Data:
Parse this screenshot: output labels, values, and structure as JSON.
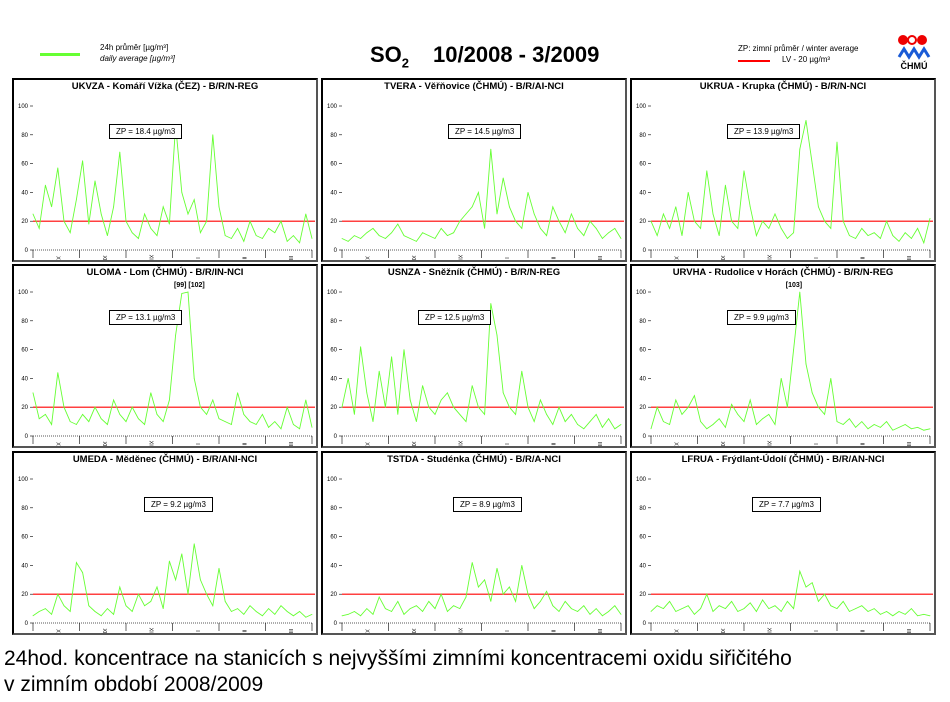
{
  "header": {
    "legend_daily_cz": "24h průměr [µg/m³]",
    "legend_daily_en": "daily average [µg/m³]",
    "title_pollutant": "SO",
    "title_sub": "2",
    "title_period": "10/2008 - 3/2009",
    "legend_zp": "ZP: zimní průměr /  winter average",
    "legend_lv": "LV  - 20 µg/m³",
    "logo_text": "ČHMÚ"
  },
  "colors": {
    "series": "#66ff33",
    "limit": "#ff0000"
  },
  "caption": {
    "line1": "24hod. koncentrace na stanicích s nejvyššími zimními koncentracemi oxidu siřičitého",
    "line2": "v zimním období 2008/2009"
  },
  "chart_data": [
    {
      "type": "line",
      "title": "UKVZA - Komáří Vížka (ČEZ) - B/R/N-REG",
      "zp": "ZP = 18.4 µg/m3",
      "note": "",
      "ylim": [
        0,
        100
      ],
      "yticks": [
        0,
        20,
        40,
        60,
        80,
        100
      ],
      "months": [
        "X",
        "XI",
        "XII",
        "I",
        "II",
        "III"
      ],
      "limit": 20,
      "values": [
        25,
        15,
        45,
        30,
        57,
        20,
        12,
        35,
        62,
        18,
        48,
        25,
        10,
        30,
        68,
        20,
        12,
        8,
        25,
        15,
        10,
        30,
        18,
        87,
        40,
        25,
        35,
        12,
        20,
        80,
        30,
        10,
        8,
        15,
        6,
        20,
        10,
        8,
        15,
        12,
        20,
        6,
        10,
        5,
        25,
        8
      ]
    },
    {
      "type": "line",
      "title": "TVERA -  Věřňovice (ČHMÚ) - B/R/AI-NCI",
      "zp": "ZP = 14.5 µg/m3",
      "note": "",
      "ylim": [
        0,
        100
      ],
      "yticks": [
        0,
        20,
        40,
        60,
        80,
        100
      ],
      "months": [
        "X",
        "XI",
        "XII",
        "I",
        "II",
        "III"
      ],
      "limit": 20,
      "values": [
        8,
        6,
        10,
        8,
        12,
        15,
        10,
        8,
        12,
        18,
        10,
        8,
        6,
        12,
        10,
        8,
        15,
        10,
        12,
        20,
        25,
        30,
        40,
        15,
        70,
        25,
        50,
        30,
        20,
        15,
        40,
        25,
        15,
        10,
        30,
        20,
        12,
        25,
        15,
        10,
        20,
        15,
        8,
        12,
        15,
        8
      ]
    },
    {
      "type": "line",
      "title": "UKRUA - Krupka (ČHMÚ) - B/R/N-NCI",
      "zp": "ZP = 13.9 µg/m3",
      "note": "",
      "ylim": [
        0,
        100
      ],
      "yticks": [
        0,
        20,
        40,
        60,
        80,
        100
      ],
      "months": [
        "X",
        "XI",
        "XII",
        "I",
        "II",
        "III"
      ],
      "limit": 20,
      "values": [
        20,
        10,
        25,
        15,
        30,
        10,
        40,
        20,
        15,
        55,
        25,
        10,
        45,
        20,
        15,
        55,
        30,
        10,
        20,
        15,
        25,
        15,
        8,
        12,
        70,
        90,
        60,
        30,
        20,
        15,
        75,
        20,
        10,
        8,
        15,
        10,
        12,
        8,
        20,
        10,
        6,
        12,
        8,
        15,
        5,
        22
      ]
    },
    {
      "type": "line",
      "title": "ULOMA - Lom (ČHMÚ) - B/R/IN-NCI",
      "zp": "ZP = 13.1 µg/m3",
      "note": "[99] [102]",
      "ylim": [
        0,
        100
      ],
      "yticks": [
        0,
        20,
        40,
        60,
        80,
        100
      ],
      "months": [
        "X",
        "XI",
        "XII",
        "I",
        "II",
        "III"
      ],
      "limit": 20,
      "values": [
        30,
        12,
        15,
        8,
        44,
        20,
        10,
        8,
        15,
        10,
        20,
        12,
        8,
        25,
        15,
        10,
        20,
        12,
        8,
        30,
        15,
        10,
        25,
        70,
        99,
        102,
        40,
        20,
        15,
        25,
        12,
        10,
        8,
        30,
        15,
        10,
        8,
        15,
        6,
        10,
        5,
        20,
        8,
        5,
        25,
        6
      ]
    },
    {
      "type": "line",
      "title": "USNZA - Sněžník (ČHMÚ) - B/R/N-REG",
      "zp": "ZP = 12.5 µg/m3",
      "note": "",
      "ylim": [
        0,
        100
      ],
      "yticks": [
        0,
        20,
        40,
        60,
        80,
        100
      ],
      "months": [
        "X",
        "XI",
        "XII",
        "I",
        "II",
        "III"
      ],
      "limit": 20,
      "values": [
        20,
        40,
        15,
        62,
        30,
        10,
        45,
        20,
        55,
        15,
        60,
        25,
        10,
        35,
        20,
        15,
        25,
        30,
        20,
        15,
        10,
        35,
        20,
        15,
        92,
        70,
        30,
        20,
        15,
        45,
        20,
        10,
        25,
        15,
        8,
        20,
        10,
        15,
        8,
        5,
        10,
        15,
        6,
        12,
        5,
        8
      ]
    },
    {
      "type": "line",
      "title": "URVHA - Rudolice v Horách (ČHMÚ) - B/R/N-REG",
      "zp": "ZP = 9.9 µg/m3",
      "note": "[103]",
      "ylim": [
        0,
        100
      ],
      "yticks": [
        0,
        20,
        40,
        60,
        80,
        100
      ],
      "months": [
        "X",
        "XI",
        "XII",
        "I",
        "II",
        "III"
      ],
      "limit": 20,
      "values": [
        5,
        20,
        10,
        8,
        25,
        15,
        20,
        28,
        10,
        5,
        8,
        12,
        6,
        22,
        15,
        10,
        25,
        8,
        12,
        15,
        8,
        40,
        20,
        60,
        103,
        50,
        30,
        20,
        15,
        40,
        10,
        8,
        12,
        6,
        10,
        5,
        8,
        6,
        10,
        4,
        6,
        8,
        5,
        6,
        4,
        5
      ]
    },
    {
      "type": "line",
      "title": "UMEDA - Měděnec (ČHMÚ) - B/R/ANI-NCI",
      "zp": "ZP = 9.2 µg/m3",
      "note": "",
      "ylim": [
        0,
        100
      ],
      "yticks": [
        0,
        20,
        40,
        60,
        80,
        100
      ],
      "months": [
        "X",
        "XI",
        "XII",
        "I",
        "II",
        "III"
      ],
      "limit": 20,
      "values": [
        5,
        8,
        10,
        6,
        20,
        12,
        8,
        42,
        35,
        12,
        8,
        5,
        10,
        6,
        25,
        12,
        8,
        20,
        12,
        15,
        25,
        10,
        43,
        30,
        48,
        20,
        55,
        30,
        20,
        12,
        38,
        15,
        8,
        10,
        6,
        12,
        8,
        5,
        10,
        6,
        12,
        8,
        5,
        8,
        4,
        6
      ]
    },
    {
      "type": "line",
      "title": "TSTDA - Studénka (ČHMÚ) - B/R/A-NCI",
      "zp": "ZP = 8.9 µg/m3",
      "note": "",
      "ylim": [
        0,
        100
      ],
      "yticks": [
        0,
        20,
        40,
        60,
        80,
        100
      ],
      "months": [
        "X",
        "XI",
        "XII",
        "I",
        "II",
        "III"
      ],
      "limit": 20,
      "values": [
        5,
        6,
        8,
        5,
        10,
        6,
        18,
        10,
        8,
        15,
        6,
        10,
        12,
        8,
        15,
        10,
        20,
        8,
        12,
        10,
        18,
        42,
        25,
        30,
        15,
        38,
        20,
        25,
        15,
        40,
        20,
        10,
        15,
        22,
        12,
        8,
        15,
        10,
        8,
        12,
        6,
        10,
        5,
        8,
        12,
        6
      ]
    },
    {
      "type": "line",
      "title": "LFRUA - Frýdlant-Údolí (ČHMÚ) - B/R/AN-NCI",
      "zp": "ZP = 7.7 µg/m3",
      "note": "",
      "ylim": [
        0,
        100
      ],
      "yticks": [
        0,
        20,
        40,
        60,
        80,
        100
      ],
      "months": [
        "X",
        "XI",
        "XII",
        "I",
        "II",
        "III"
      ],
      "limit": 20,
      "values": [
        8,
        12,
        10,
        15,
        8,
        10,
        12,
        6,
        10,
        20,
        8,
        12,
        10,
        15,
        8,
        10,
        14,
        8,
        16,
        10,
        12,
        8,
        15,
        10,
        36,
        25,
        28,
        15,
        20,
        12,
        10,
        15,
        8,
        10,
        12,
        8,
        10,
        6,
        8,
        5,
        8,
        6,
        10,
        5,
        6,
        5
      ]
    }
  ]
}
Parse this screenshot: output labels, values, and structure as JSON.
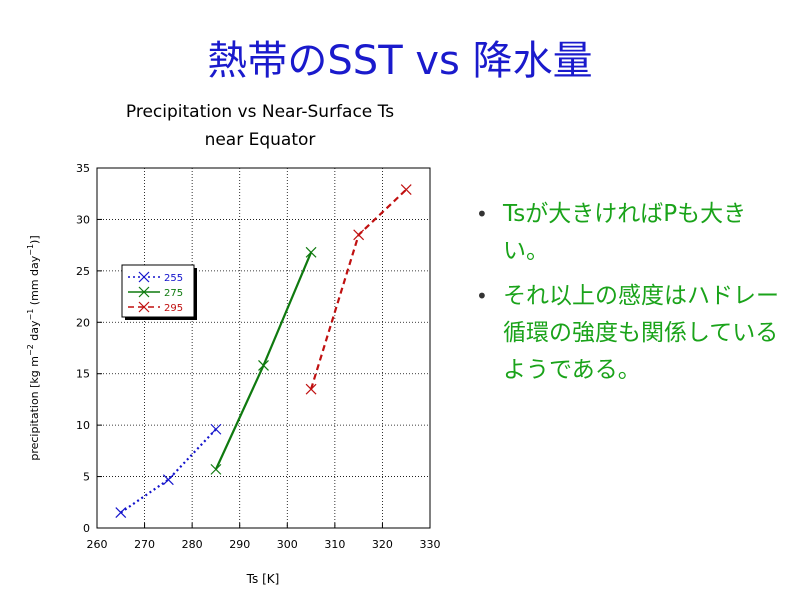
{
  "slide": {
    "title": "熱帯のSST vs 降水量",
    "bullets": [
      "Tsが大きければPも大きい。",
      "それ以上の感度はハドレー循環の強度も関係しているようである。"
    ]
  },
  "chart_data": {
    "type": "line",
    "title_lines": [
      "Precipitation vs Near-Surface Ts",
      "near Equator"
    ],
    "xlabel": "Ts [K]",
    "ylabel": "precipitation [kg m⁻² day⁻¹ (mm day⁻¹)]",
    "xlim": [
      260,
      330
    ],
    "ylim": [
      0,
      35
    ],
    "xticks": [
      260,
      270,
      280,
      290,
      300,
      310,
      320,
      330
    ],
    "yticks": [
      0,
      5,
      10,
      15,
      20,
      25,
      30,
      35
    ],
    "grid": true,
    "legend_position": "upper-left",
    "series": [
      {
        "name": "255",
        "color": "#1414cc",
        "style": "dotted",
        "points": [
          [
            265,
            1.5
          ],
          [
            275,
            4.7
          ],
          [
            285,
            9.6
          ]
        ]
      },
      {
        "name": "275",
        "color": "#0f7a0f",
        "style": "solid",
        "points": [
          [
            285,
            5.7
          ],
          [
            295,
            15.8
          ],
          [
            305,
            26.8
          ]
        ]
      },
      {
        "name": "295",
        "color": "#c01010",
        "style": "dashed",
        "points": [
          [
            305,
            13.5
          ],
          [
            315,
            28.5
          ],
          [
            325,
            32.9
          ]
        ]
      }
    ]
  }
}
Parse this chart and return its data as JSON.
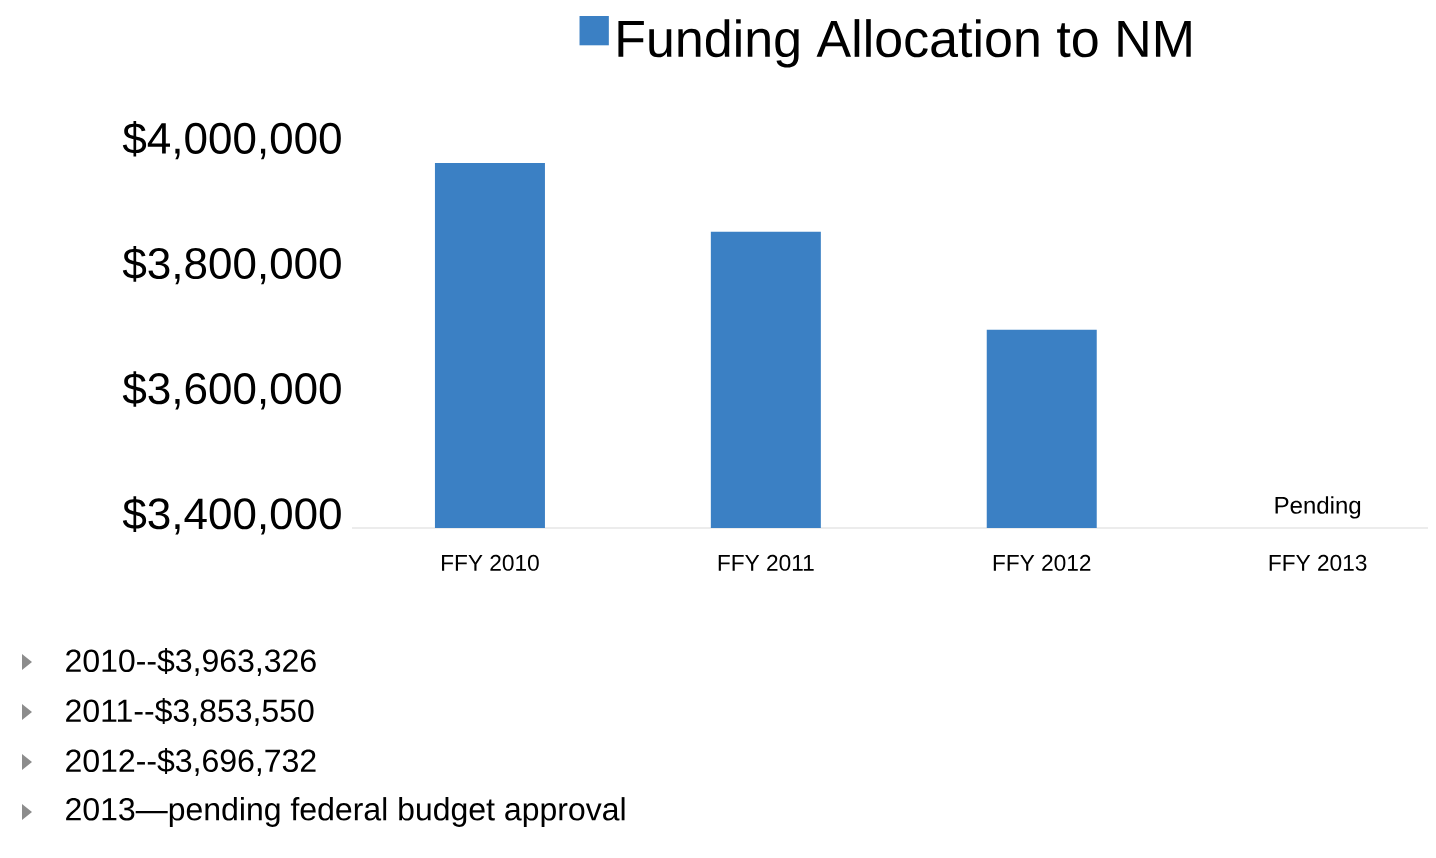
{
  "chart_data": {
    "type": "bar",
    "categories": [
      "FFY 2010",
      "FFY 2011",
      "FFY 2012",
      "FFY 2013"
    ],
    "series": [
      {
        "name": "Funding Allocation to NM",
        "color": "#3b80c4",
        "values": [
          3963326,
          3853550,
          3696732,
          null
        ]
      }
    ],
    "ylim": [
      3380000,
      4000000
    ],
    "yticks": [
      {
        "value": 3400000,
        "label": "$3,400,000"
      },
      {
        "value": 3600000,
        "label": "$3,600,000"
      },
      {
        "value": 3800000,
        "label": "$3,800,000"
      },
      {
        "value": 4000000,
        "label": "$4,000,000"
      }
    ],
    "legend": "top",
    "annotations": [
      "Pending",
      "2010--$3,963,326",
      "2011--$3,853,550",
      "2012--$3,696,732",
      "2013—pending federal budget approval"
    ]
  }
}
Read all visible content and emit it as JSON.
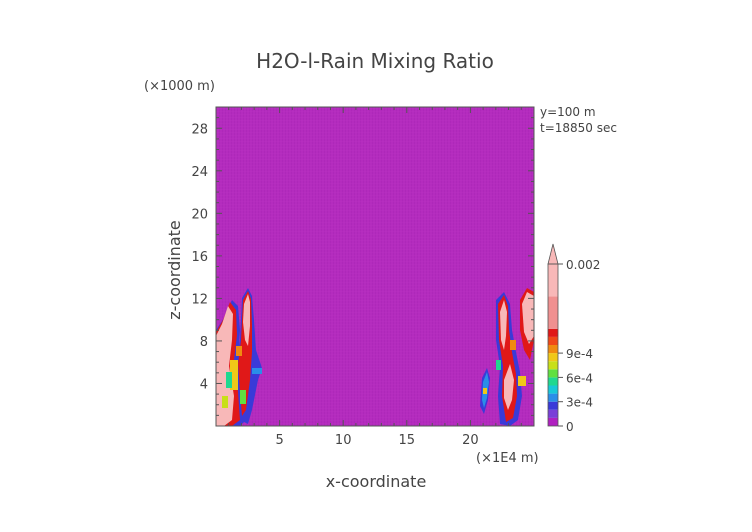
{
  "chart_data": {
    "type": "heatmap",
    "title": "H2O-l-Rain Mixing Ratio",
    "xlabel": "x-coordinate",
    "ylabel": "z-coordinate",
    "x_unit": "(×1E4 m)",
    "y_unit": "(×1000 m)",
    "xlim": [
      0,
      25
    ],
    "ylim": [
      0,
      30
    ],
    "x_ticks": [
      5,
      10,
      15,
      20
    ],
    "y_ticks": [
      4,
      8,
      12,
      16,
      20,
      24,
      28
    ],
    "annotations": [
      "y=100 m",
      "t=18850 sec"
    ],
    "background_value": 0,
    "colorbar": {
      "labels": [
        "0",
        "3e-4",
        "6e-4",
        "9e-4",
        "0.002"
      ],
      "label_values": [
        0,
        0.0003,
        0.0006,
        0.0009,
        0.002
      ],
      "colors": [
        "#b020c0",
        "#7a3fd8",
        "#3a3ad8",
        "#2a8ee8",
        "#18c8d8",
        "#20d890",
        "#60e040",
        "#c8e018",
        "#f0c818",
        "#f08a10",
        "#f04818",
        "#e01818",
        "#f09090",
        "#f8b8b8"
      ]
    },
    "features": [
      {
        "x": [
          0.1,
          1.6
        ],
        "z": [
          0.5,
          12.5
        ],
        "max_value": 0.002
      },
      {
        "x": [
          1.7,
          3.8
        ],
        "z": [
          0.5,
          13
        ],
        "max_value": 0.002
      },
      {
        "x": [
          20.8,
          21.3
        ],
        "z": [
          1.5,
          5.5
        ],
        "max_value": 0.0006
      },
      {
        "x": [
          22,
          24.8
        ],
        "z": [
          0.3,
          13
        ],
        "max_value": 0.002
      }
    ]
  }
}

Brief: Take every line containing the word "ylabel" and copy it.

Output for this exercise:
    "ylabel": "precipitation [kg m⁻² day⁻¹ (mm day⁻¹)]",
    "ylabel": "z-coordinate",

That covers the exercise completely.